Start of RECORDS FOR THIS TASK
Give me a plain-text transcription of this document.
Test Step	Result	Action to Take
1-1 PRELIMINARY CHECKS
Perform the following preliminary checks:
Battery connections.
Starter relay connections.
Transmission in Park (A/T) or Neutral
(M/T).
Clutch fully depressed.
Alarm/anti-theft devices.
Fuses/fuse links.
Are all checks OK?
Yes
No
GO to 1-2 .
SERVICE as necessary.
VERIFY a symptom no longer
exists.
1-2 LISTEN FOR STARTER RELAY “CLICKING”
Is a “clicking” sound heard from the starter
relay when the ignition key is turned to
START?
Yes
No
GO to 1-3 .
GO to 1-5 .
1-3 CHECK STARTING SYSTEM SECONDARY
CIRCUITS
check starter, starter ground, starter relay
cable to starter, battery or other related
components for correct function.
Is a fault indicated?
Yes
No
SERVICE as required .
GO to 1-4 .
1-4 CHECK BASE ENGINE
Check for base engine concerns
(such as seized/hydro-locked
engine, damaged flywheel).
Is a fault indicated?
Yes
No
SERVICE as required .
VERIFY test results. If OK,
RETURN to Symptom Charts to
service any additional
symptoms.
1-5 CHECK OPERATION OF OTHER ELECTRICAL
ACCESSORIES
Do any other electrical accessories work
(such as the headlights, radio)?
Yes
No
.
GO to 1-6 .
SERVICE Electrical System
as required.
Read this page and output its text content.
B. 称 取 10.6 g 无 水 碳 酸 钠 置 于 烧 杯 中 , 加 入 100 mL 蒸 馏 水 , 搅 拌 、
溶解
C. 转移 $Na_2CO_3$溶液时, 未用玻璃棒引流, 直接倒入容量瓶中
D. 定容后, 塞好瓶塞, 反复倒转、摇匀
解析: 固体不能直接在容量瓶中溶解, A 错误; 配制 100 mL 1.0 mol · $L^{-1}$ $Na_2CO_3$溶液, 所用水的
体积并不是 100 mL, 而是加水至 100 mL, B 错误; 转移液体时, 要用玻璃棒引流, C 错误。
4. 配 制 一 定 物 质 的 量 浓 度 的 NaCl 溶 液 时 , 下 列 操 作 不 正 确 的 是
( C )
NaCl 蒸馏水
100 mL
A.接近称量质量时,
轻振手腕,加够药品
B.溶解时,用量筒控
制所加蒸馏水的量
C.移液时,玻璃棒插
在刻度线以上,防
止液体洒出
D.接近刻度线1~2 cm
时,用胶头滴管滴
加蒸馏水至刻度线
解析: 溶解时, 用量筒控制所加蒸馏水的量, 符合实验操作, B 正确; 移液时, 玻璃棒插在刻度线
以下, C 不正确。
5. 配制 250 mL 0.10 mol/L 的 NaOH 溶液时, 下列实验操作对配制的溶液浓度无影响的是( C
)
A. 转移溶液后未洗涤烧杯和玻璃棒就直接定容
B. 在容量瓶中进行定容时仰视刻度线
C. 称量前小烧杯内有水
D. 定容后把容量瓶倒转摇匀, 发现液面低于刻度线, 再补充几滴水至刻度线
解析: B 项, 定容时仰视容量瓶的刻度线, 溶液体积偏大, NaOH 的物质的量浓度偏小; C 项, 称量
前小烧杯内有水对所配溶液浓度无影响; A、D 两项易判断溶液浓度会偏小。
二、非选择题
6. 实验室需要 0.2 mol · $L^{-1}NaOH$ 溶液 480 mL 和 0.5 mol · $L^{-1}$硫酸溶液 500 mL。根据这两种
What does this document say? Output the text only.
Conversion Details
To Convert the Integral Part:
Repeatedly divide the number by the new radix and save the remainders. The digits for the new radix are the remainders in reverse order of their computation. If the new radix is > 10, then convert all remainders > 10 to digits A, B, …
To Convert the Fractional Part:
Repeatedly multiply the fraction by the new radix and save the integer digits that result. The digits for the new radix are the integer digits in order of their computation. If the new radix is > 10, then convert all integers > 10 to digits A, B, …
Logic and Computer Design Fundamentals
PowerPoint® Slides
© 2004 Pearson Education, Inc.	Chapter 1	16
End of RECORDS FOR THIS TASK
YOUR INSTRUCTIONS: The lines to reproduce run from the one that contains "What does this" through the last line above; copy them exactly.

OUTPUT FOR THIS EXERCISE:
What does this document say? Output the text only.
Conversion Details
To Convert the Integral Part:
Repeatedly divide the number by the new radix and save the remainders. The digits for the new radix are the remainders in reverse order of their computation. If the new radix is > 10, then convert all remainders > 10 to digits A, B, …
To Convert the Fractional Part:
Repeatedly multiply the fraction by the new radix and save the integer digits that result. The digits for the new radix are the integer digits in order of their computation. If the new radix is > 10, then convert all integers > 10 to digits A, B, …
Logic and Computer Design Fundamentals
PowerPoint® Slides
© 2004 Pearson Education, Inc.	Chapter 1	16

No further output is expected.